Provided data -
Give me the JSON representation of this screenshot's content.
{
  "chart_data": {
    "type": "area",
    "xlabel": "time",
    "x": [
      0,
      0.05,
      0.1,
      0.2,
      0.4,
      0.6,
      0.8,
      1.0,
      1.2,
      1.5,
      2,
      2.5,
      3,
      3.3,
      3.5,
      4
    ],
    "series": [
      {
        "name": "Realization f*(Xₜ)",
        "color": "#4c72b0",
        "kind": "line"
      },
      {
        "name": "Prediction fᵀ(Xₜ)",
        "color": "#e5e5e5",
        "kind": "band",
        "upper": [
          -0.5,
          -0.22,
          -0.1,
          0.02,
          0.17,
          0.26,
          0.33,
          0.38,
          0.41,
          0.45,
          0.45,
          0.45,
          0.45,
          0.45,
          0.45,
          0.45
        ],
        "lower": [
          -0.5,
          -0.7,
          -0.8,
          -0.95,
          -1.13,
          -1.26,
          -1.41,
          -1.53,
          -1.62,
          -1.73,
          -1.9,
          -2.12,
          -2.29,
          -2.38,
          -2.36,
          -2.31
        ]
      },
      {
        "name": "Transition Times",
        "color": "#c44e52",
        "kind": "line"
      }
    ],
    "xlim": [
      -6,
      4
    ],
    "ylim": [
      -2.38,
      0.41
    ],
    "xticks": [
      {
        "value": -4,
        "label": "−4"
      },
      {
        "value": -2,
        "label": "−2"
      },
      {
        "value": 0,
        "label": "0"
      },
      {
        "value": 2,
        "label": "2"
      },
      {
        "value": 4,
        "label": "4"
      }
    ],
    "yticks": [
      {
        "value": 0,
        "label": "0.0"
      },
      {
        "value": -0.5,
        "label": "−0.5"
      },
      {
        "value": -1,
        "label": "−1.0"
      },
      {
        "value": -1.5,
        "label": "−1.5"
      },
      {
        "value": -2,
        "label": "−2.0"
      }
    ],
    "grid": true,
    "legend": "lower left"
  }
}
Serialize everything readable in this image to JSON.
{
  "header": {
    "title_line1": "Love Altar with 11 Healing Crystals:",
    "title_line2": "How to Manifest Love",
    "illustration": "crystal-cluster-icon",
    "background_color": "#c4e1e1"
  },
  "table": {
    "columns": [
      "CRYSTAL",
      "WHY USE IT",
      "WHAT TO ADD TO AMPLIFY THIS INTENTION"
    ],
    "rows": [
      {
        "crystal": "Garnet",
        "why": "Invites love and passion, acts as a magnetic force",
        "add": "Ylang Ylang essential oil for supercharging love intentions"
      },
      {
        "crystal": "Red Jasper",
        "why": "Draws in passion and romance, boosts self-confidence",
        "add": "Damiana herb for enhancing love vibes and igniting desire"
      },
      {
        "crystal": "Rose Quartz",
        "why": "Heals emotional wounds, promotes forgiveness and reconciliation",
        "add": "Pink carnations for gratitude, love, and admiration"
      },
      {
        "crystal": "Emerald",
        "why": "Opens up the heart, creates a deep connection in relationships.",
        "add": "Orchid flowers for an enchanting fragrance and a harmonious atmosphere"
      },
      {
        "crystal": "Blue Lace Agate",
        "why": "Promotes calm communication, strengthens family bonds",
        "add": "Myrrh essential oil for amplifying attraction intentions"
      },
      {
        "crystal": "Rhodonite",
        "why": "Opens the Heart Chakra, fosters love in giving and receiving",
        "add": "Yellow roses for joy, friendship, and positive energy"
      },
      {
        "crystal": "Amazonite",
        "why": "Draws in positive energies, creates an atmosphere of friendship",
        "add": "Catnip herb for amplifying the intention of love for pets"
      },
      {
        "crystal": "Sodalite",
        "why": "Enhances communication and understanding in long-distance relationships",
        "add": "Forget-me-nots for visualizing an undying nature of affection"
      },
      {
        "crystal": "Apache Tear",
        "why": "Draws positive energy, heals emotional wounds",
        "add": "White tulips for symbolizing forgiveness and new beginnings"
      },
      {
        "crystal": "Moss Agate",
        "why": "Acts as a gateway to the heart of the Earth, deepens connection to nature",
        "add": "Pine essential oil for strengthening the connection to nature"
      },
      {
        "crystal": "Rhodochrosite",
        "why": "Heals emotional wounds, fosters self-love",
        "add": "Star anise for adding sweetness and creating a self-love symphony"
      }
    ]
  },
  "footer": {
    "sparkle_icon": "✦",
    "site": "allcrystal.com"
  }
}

==

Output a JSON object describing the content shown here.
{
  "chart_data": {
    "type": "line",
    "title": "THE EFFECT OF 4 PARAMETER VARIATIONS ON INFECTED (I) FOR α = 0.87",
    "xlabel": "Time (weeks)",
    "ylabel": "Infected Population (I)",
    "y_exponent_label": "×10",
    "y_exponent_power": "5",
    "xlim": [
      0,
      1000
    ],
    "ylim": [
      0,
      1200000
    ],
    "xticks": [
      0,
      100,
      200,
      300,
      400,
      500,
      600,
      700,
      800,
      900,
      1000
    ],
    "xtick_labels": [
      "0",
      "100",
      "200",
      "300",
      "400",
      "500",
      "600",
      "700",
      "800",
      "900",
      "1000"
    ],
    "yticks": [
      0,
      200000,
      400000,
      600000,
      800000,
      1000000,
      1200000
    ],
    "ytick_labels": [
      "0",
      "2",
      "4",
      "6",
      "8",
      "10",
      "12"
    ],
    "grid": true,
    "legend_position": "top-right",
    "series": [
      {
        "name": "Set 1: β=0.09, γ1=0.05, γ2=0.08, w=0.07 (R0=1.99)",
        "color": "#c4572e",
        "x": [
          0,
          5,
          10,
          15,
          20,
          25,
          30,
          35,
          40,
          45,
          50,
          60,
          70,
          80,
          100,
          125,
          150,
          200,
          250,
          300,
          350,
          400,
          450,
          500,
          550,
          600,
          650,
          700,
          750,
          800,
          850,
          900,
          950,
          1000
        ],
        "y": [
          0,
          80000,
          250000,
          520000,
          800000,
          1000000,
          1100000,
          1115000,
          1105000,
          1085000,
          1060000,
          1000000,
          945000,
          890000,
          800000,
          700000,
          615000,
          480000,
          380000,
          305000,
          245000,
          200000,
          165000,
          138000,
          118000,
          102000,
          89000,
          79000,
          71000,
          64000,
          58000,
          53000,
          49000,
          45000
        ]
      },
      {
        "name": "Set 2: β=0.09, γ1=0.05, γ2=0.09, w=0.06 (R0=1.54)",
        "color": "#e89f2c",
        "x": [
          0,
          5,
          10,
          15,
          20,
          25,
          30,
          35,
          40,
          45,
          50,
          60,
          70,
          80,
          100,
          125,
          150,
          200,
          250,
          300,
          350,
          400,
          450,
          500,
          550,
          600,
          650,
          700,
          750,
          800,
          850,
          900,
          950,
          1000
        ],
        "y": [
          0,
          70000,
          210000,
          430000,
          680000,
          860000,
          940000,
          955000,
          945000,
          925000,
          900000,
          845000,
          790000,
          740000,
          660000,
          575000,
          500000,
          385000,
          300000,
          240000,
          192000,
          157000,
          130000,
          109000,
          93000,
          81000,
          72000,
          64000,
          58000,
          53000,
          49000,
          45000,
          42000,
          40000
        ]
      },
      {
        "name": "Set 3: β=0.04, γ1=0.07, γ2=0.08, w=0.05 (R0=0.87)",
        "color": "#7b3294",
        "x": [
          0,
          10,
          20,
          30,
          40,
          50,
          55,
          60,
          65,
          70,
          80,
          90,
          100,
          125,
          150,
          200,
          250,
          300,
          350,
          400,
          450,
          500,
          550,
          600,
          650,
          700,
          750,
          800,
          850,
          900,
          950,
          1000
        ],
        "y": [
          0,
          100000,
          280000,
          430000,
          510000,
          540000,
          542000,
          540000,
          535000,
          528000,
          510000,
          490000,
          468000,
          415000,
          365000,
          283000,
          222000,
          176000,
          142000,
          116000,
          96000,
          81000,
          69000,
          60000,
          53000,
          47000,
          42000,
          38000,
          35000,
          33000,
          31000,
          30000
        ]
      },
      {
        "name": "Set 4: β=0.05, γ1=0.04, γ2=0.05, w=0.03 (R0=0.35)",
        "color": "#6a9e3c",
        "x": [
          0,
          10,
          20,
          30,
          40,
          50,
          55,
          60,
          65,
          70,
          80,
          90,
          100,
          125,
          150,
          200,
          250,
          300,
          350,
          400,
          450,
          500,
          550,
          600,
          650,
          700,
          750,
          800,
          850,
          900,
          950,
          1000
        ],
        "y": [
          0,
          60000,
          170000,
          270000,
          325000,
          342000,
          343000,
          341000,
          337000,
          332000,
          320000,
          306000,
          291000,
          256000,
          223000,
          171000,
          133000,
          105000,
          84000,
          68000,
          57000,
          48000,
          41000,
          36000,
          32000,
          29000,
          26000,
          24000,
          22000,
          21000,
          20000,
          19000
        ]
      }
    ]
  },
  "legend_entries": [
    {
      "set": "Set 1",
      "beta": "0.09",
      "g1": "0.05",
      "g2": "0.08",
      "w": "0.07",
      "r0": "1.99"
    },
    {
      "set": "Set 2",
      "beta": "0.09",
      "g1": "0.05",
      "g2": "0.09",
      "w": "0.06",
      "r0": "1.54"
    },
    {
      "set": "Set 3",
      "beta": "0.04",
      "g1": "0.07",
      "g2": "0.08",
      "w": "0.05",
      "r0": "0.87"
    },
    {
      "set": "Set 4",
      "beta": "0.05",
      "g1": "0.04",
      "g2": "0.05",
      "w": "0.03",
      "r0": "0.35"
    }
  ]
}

Problem statement -
Copy in full each line that holds the word "communication".

Result below -
        "why": "Promotes calm communication, strengthens family bonds",
        "why": "Enhances communication and understanding in long-distance relationships",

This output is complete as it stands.